* WORK ITEM: Restate each of the lines below word for word and drop every picture.

* Document page transcript entries:
= = =

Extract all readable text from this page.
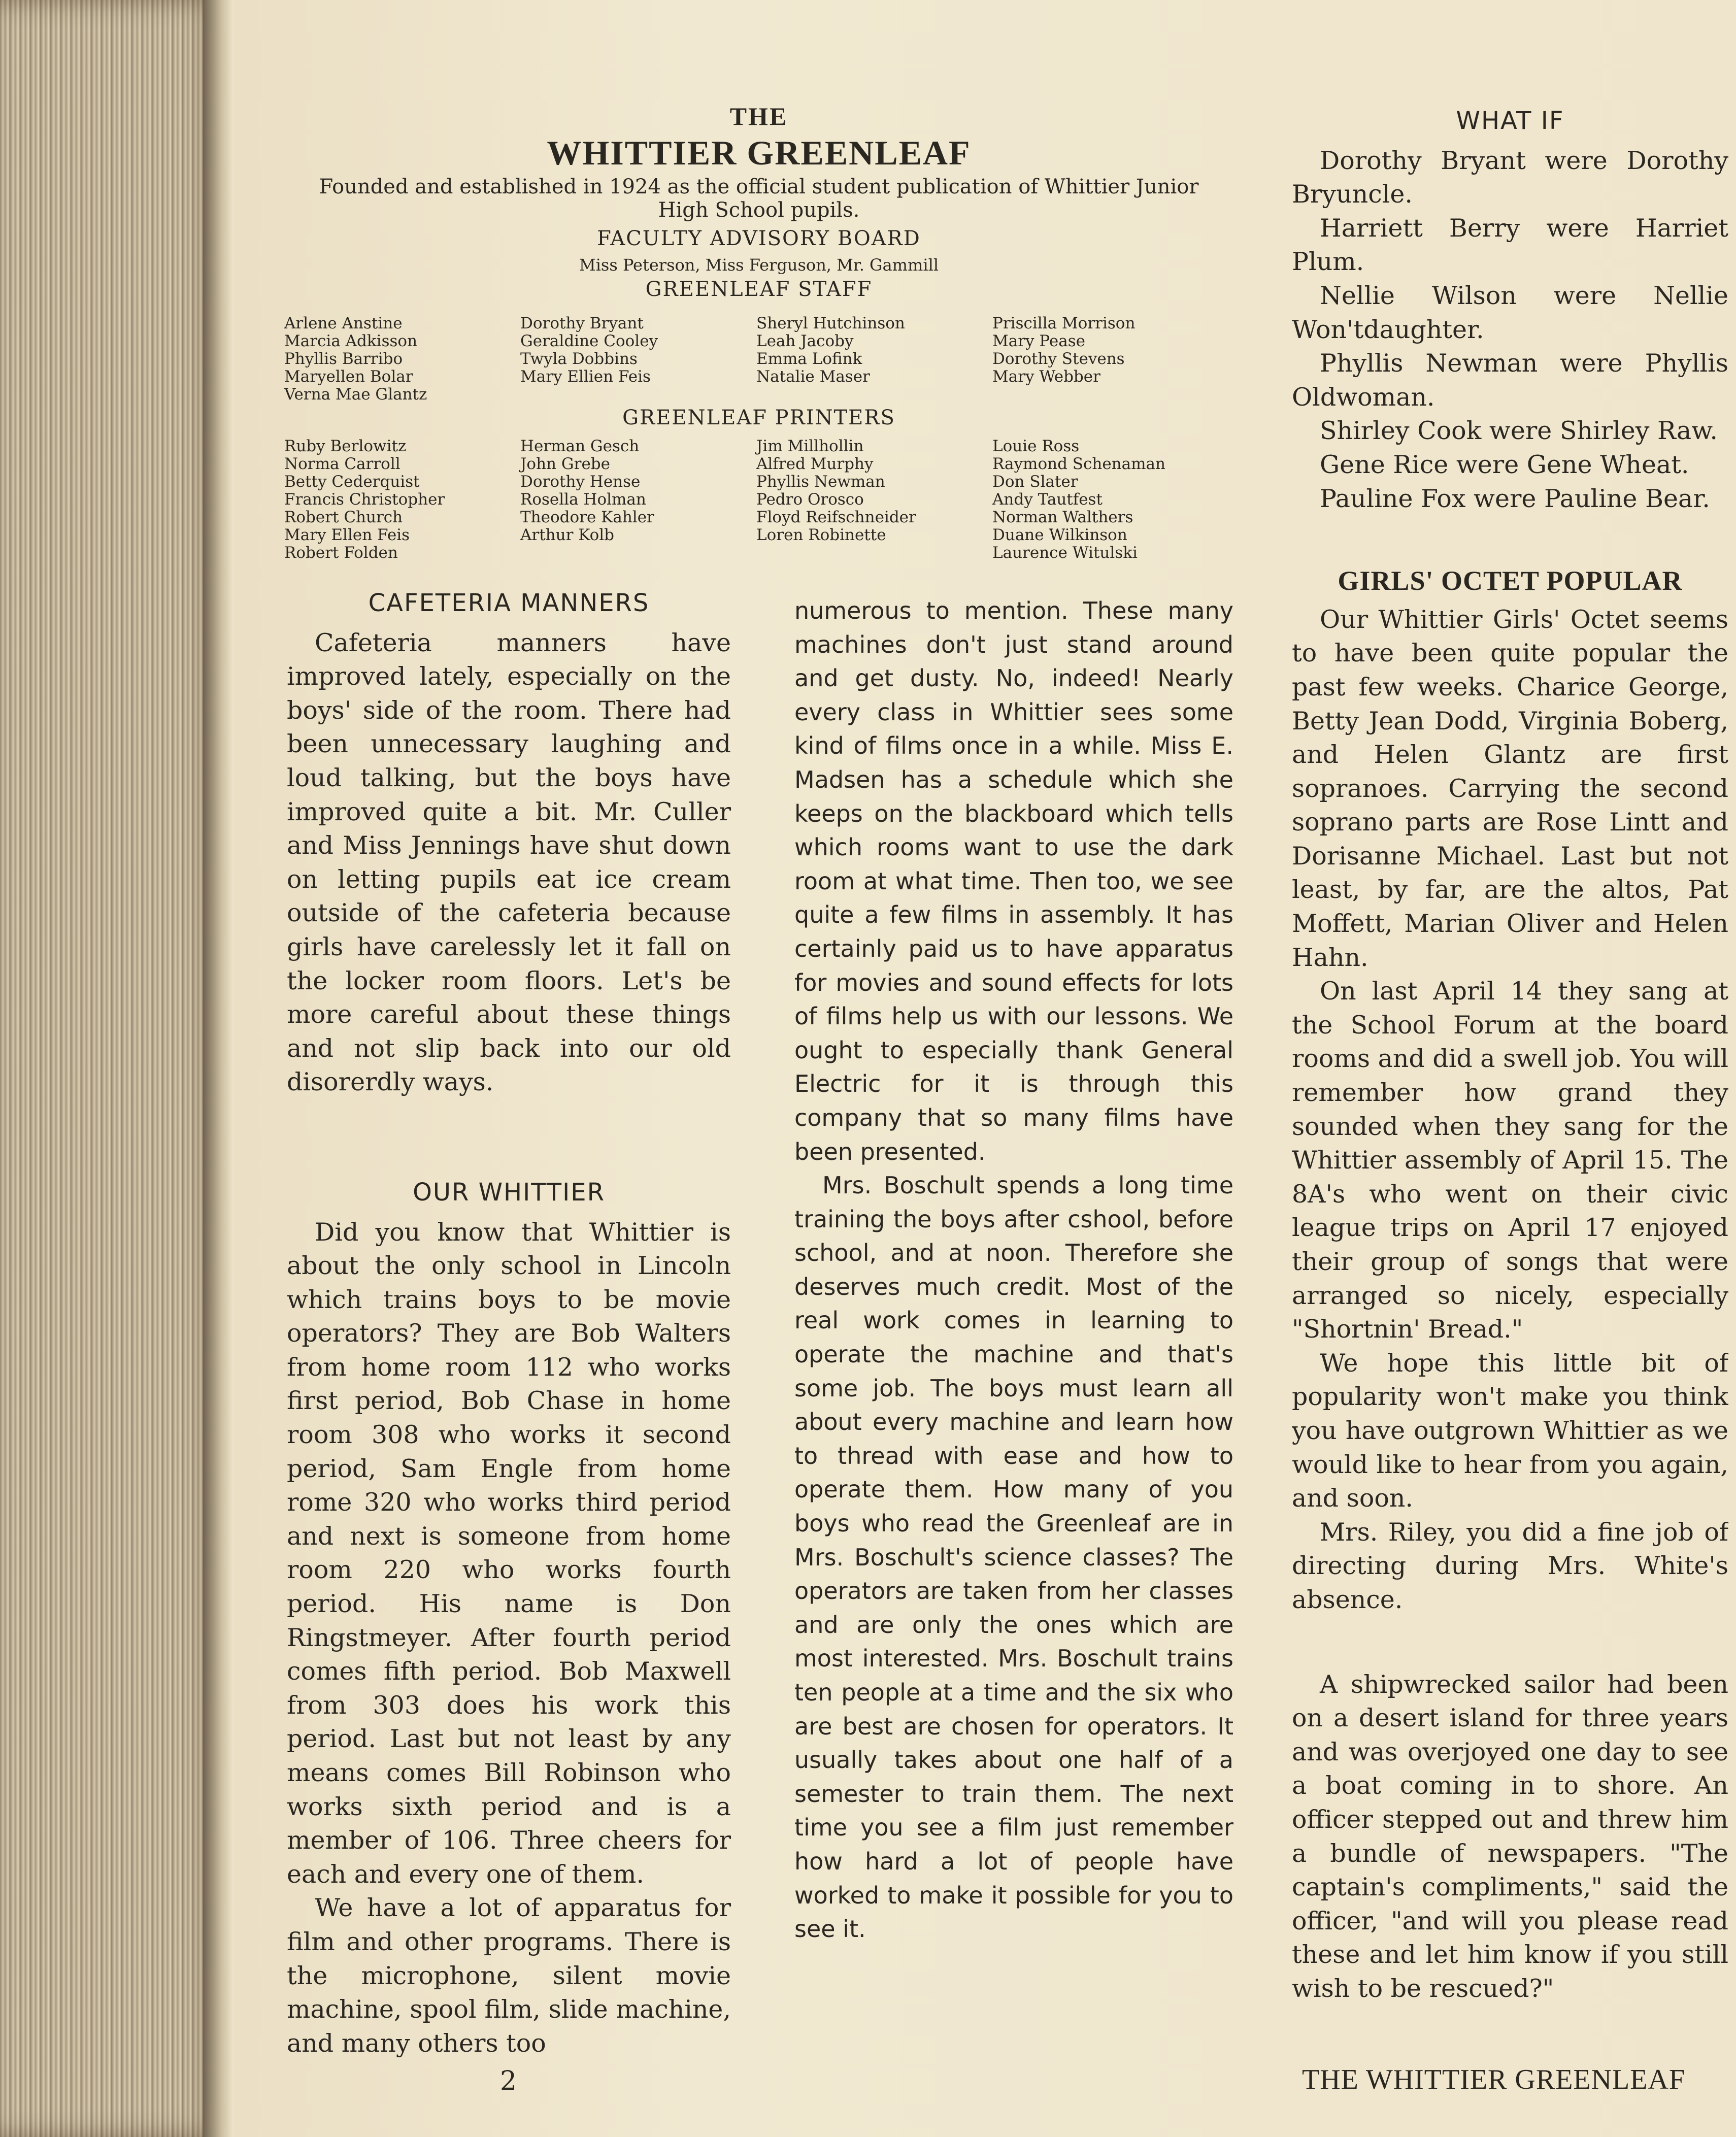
THE
WHITTIER GREENLEAF
Founded and established in 1924 as the official student publication of Whittier Junior High School pupils.
FACULTY ADVISORY BOARD
Miss Peterson, Miss Ferguson, Mr. Gammill
GREENLEAF STAFF
Arlene Anstine
Marcia Adkisson
Phyllis Barribo
Maryellen Bolar
Verna Mae Glantz
Dorothy Bryant
Geraldine Cooley
Twyla Dobbins
Mary Ellien Feis
Sheryl Hutchinson
Leah Jacoby
Emma Lofink
Natalie Maser
Priscilla Morrison
Mary Pease
Dorothy Stevens
Mary Webber
GREENLEAF PRINTERS
Ruby Berlowitz
Norma Carroll
Betty Cederquist
Francis Christopher
Robert Church
Mary Ellen Feis
Robert Folden
Herman Gesch
John Grebe
Dorothy Hense
Rosella Holman
Theodore Kahler
Arthur Kolb
Jim Millhollin
Alfred Murphy
Phyllis Newman
Pedro Orosco
Floyd Reifschneider
Loren Robinette
Louie Ross
Raymond Schenaman
Don Slater
Andy Tautfest
Norman Walthers
Duane Wilkinson
Laurence Witulski
CAFETERIA MANNERS

Cafeteria manners have improved lately, especially on the boys' side of the room. There had been unnecessary laughing and loud talking, but the boys have improved quite a bit. Mr. Culler and Miss Jennings have shut down on letting pupils eat ice cream outside of the cafeteria because girls have carelessly let it fall on the locker room floors. Let's be more careful about these things and not slip back into our old disorerdly ways.

OUR WHITTIER

Did you know that Whittier is about the only school in Lincoln which trains boys to be movie operators? They are Bob Walters from home room 112 who works first period, Bob Chase in home room 308 who works it second period, Sam Engle from home rome 320 who works third period and next is someone from home room 220 who works fourth period. His name is Don Ringstmeyer. After fourth period comes fifth period. Bob Maxwell from 303 does his work this period. Last but not least by any means comes Bill Robinson who works sixth period and is a member of 106. Three cheers for each and every one of them.

We have a lot of apparatus for film and other programs. There is the microphone, silent movie machine, spool film, slide machine, and many others too

numerous to mention. These many machines don't just stand around and get dusty. No, indeed! Nearly every class in Whittier sees some kind of films once in a while. Miss E. Madsen has a schedule which she keeps on the blackboard which tells which rooms want to use the dark room at what time. Then too, we see quite a few films in assembly. It has certainly paid us to have apparatus for movies and sound effects for lots of films help us with our lessons. We ought to especially thank General Electric for it is through this company that so many films have been presented.

Mrs. Boschult spends a long time training the boys after cshool, before school, and at noon. Therefore she deserves much credit. Most of the real work comes in learning to operate the machine and that's some job. The boys must learn all about every machine and learn how to thread with ease and how to operate them. How many of you boys who read the Greenleaf are in Mrs. Boschult's science classes? The operators are taken from her classes and are only the ones which are most interested. Mrs. Boschult trains ten people at a time and the six who are best are chosen for operators. It usually takes about one half of a semester to train them. The next time you see a film just remember how hard a lot of people have worked to make it possible for you to see it.

WHAT IF

Dorothy Bryant were Dorothy Bryuncle.

Harriett Berry were Harriet Plum.

Nellie Wilson were Nellie Won'tdaughter.

Phyllis Newman were Phyllis Oldwoman.

Shirley Cook were Shirley Raw.

Gene Rice were Gene Wheat.

Pauline Fox were Pauline Bear.

GIRLS' OCTET POPULAR

Our Whittier Girls' Octet seems to have been quite popular the past few weeks. Charice George, Betty Jean Dodd, Virginia Boberg, and Helen Glantz are first sopranoes. Carrying the second soprano parts are Rose Lintt and Dorisanne Michael. Last but not least, by far, are the altos, Pat Moffett, Marian Oliver and Helen Hahn.

On last April 14 they sang at the School Forum at the board rooms and did a swell job. You will remember how grand they sounded when they sang for the Whittier assembly of April 15. The 8A's who went on their civic league trips on April 17 enjoyed their group of songs that were arranged so nicely, especially "Shortnin' Bread."

We hope this little bit of popularity won't make you think you have outgrown Whittier as we would like to hear from you again, and soon.

Mrs. Riley, you did a fine job of directing during Mrs. White's absence.

A shipwrecked sailor had been on a desert island for three years and was overjoyed one day to see a boat coming in to shore. An officer stepped out and threw him a bundle of newspapers. "The captain's compliments," said the officer, "and will you please read these and let him know if you still wish to be rescued?"

2	THE WHITTIER GREENLEAF
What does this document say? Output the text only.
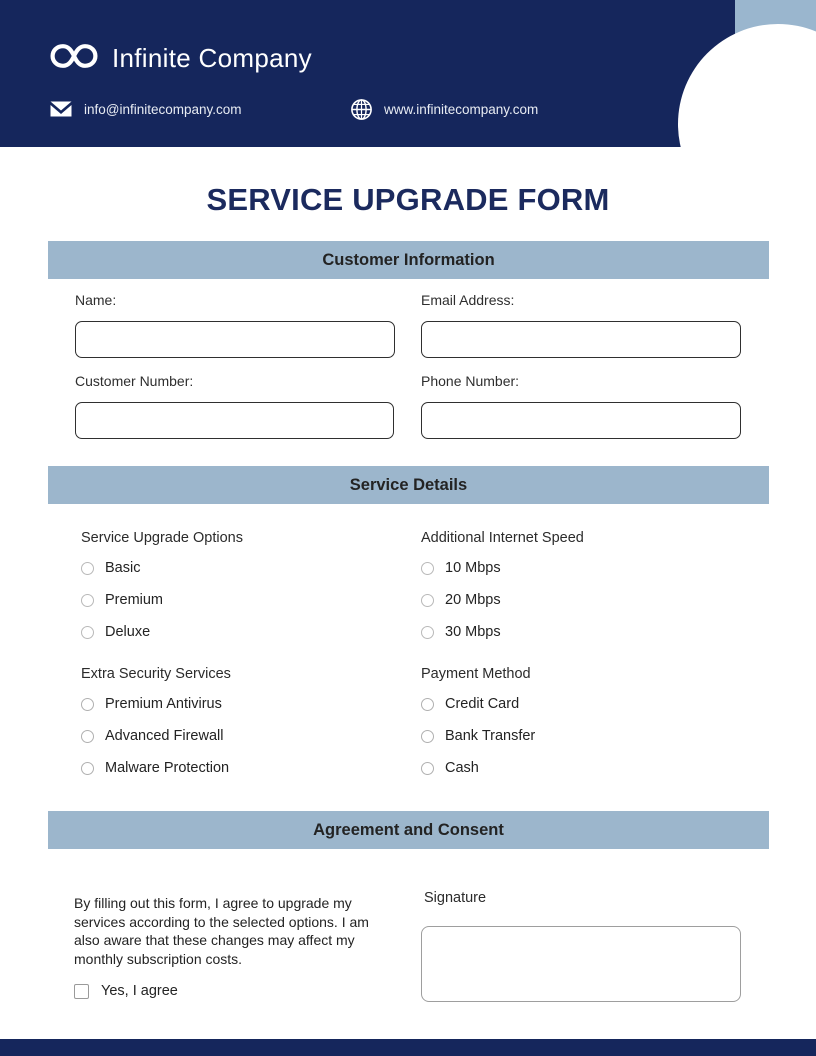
Infinite Company
info@infinitecompany.com	www.infinitecompany.com
SERVICE UPGRADE FORM
Customer Information
Name:	Email Address:
Customer Number:	Phone Number:
Service Details
Service Upgrade Options
Basic
Premium
Deluxe
Additional Internet Speed
10 Mbps
20 Mbps
30 Mbps
Extra Security Services
Premium Antivirus
Advanced Firewall
Malware Protection
Payment Method
Credit Card
Bank Transfer
Cash
Agreement and Consent
By filling out this form, I agree to upgrade my services according to the selected options. I am also aware that these changes may affect my monthly subscription costs.
Yes, I agree
Signature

= = =

* RESPONSE TO THE TASK:
Extract all readable text from this page.
THE
WHITTIER GREENLEAF
Founded and established in 1924 as the official student publication of Whittier Junior High School pupils.
FACULTY ADVISORY BOARD
Miss Peterson, Miss Ferguson, Mr. Gammill
GREENLEAF STAFF
Arlene Anstine
Marcia Adkisson
Phyllis Barribo
Maryellen Bolar
Verna Mae Glantz
Dorothy Bryant
Geraldine Cooley
Twyla Dobbins
Mary Ellien Feis
Sheryl Hutchinson
Leah Jacoby
Emma Lofink
Natalie Maser
Priscilla Morrison
Mary Pease
Dorothy Stevens
Mary Webber
GREENLEAF PRINTERS
Ruby Berlowitz
Norma Carroll
Betty Cederquist
Francis Christopher
Robert Church
Mary Ellen Feis
Robert Folden
Herman Gesch
John Grebe
Dorothy Hense
Rosella Holman
Theodore Kahler
Arthur Kolb
Jim Millhollin
Alfred Murphy
Phyllis Newman
Pedro Orosco
Floyd Reifschneider
Loren Robinette
Louie Ross
Raymond Schenaman
Don Slater
Andy Tautfest
Norman Walthers
Duane Wilkinson
Laurence Witulski
CAFETERIA MANNERS

Cafeteria manners have improved lately, especially on the boys' side of the room. There had been unnecessary laughing and loud talking, but the boys have improved quite a bit. Mr. Culler and Miss Jennings have shut down on letting pupils eat ice cream outside of the cafeteria because girls have carelessly let it fall on the locker room floors. Let's be more careful about these things and not slip back into our old disorerdly ways.

OUR WHITTIER

Did you know that Whittier is about the only school in Lincoln which trains boys to be movie operators? They are Bob Walters from home room 112 who works first period, Bob Chase in home room 308 who works it second period, Sam Engle from home rome 320 who works third period and next is someone from home room 220 who works fourth period. His name is Don Ringstmeyer. After fourth period comes fifth period. Bob Maxwell from 303 does his work this period. Last but not least by any means comes Bill Robinson who works sixth period and is a member of 106. Three cheers for each and every one of them.

We have a lot of apparatus for film and other programs. There is the microphone, silent movie machine, spool film, slide machine, and many others too

numerous to mention. These many machines don't just stand around and get dusty. No, indeed! Nearly every class in Whittier sees some kind of films once in a while. Miss E. Madsen has a schedule which she keeps on the blackboard which tells which rooms want to use the dark room at what time. Then too, we see quite a few films in assembly. It has certainly paid us to have apparatus for movies and sound effects for lots of films help us with our lessons. We ought to especially thank General Electric for it is through this company that so many films have been presented.

Mrs. Boschult spends a long time training the boys after cshool, before school, and at noon. Therefore she deserves much credit. Most of the real work comes in learning to operate the machine and that's some job. The boys must learn all about every machine and learn how to thread with ease and how to operate them. How many of you boys who read the Greenleaf are in Mrs. Boschult's science classes? The operators are taken from her classes and are only the ones which are most interested. Mrs. Boschult trains ten people at a time and the six who are best are chosen for operators. It usually takes about one half of a semester to train them. The next time you see a film just remember how hard a lot of people have worked to make it possible for you to see it.

WHAT IF

Dorothy Bryant were Dorothy Bryuncle.

Harriett Berry were Harriet Plum.

Nellie Wilson were Nellie Won'tdaughter.

Phyllis Newman were Phyllis Oldwoman.

Shirley Cook were Shirley Raw.

Gene Rice were Gene Wheat.

Pauline Fox were Pauline Bear.

GIRLS' OCTET POPULAR

Our Whittier Girls' Octet seems to have been quite popular the past few weeks. Charice George, Betty Jean Dodd, Virginia Boberg, and Helen Glantz are first sopranoes. Carrying the second soprano parts are Rose Lintt and Dorisanne Michael. Last but not least, by far, are the altos, Pat Moffett, Marian Oliver and Helen Hahn.

On last April 14 they sang at the School Forum at the board rooms and did a swell job. You will remember how grand they sounded when they sang for the Whittier assembly of April 15. The 8A's who went on their civic league trips on April 17 enjoyed their group of songs that were arranged so nicely, especially "Shortnin' Bread."

We hope this little bit of popularity won't make you think you have outgrown Whittier as we would like to hear from you again, and soon.

Mrs. Riley, you did a fine job of directing during Mrs. White's absence.

A shipwrecked sailor had been on a desert island for three years and was overjoyed one day to see a boat coming in to shore. An officer stepped out and threw him a bundle of newspapers. "The captain's compliments," said the officer, "and will you please read these and let him know if you still wish to be rescued?"

2	THE WHITTIER GREENLEAF
What does this document say? Output the text only.
Infinite Company
info@infinitecompany.com	www.infinitecompany.com
SERVICE UPGRADE FORM
Customer Information
Name:	Email Address:
Customer Number:	Phone Number:
Service Details
Service Upgrade Options
Basic
Premium
Deluxe
Additional Internet Speed
10 Mbps
20 Mbps
30 Mbps
Extra Security Services
Premium Antivirus
Advanced Firewall
Malware Protection
Payment Method
Credit Card
Bank Transfer
Cash
Agreement and Consent
By filling out this form, I agree to upgrade my services according to the selected options. I am also aware that these changes may affect my monthly subscription costs.
Yes, I agree
Signature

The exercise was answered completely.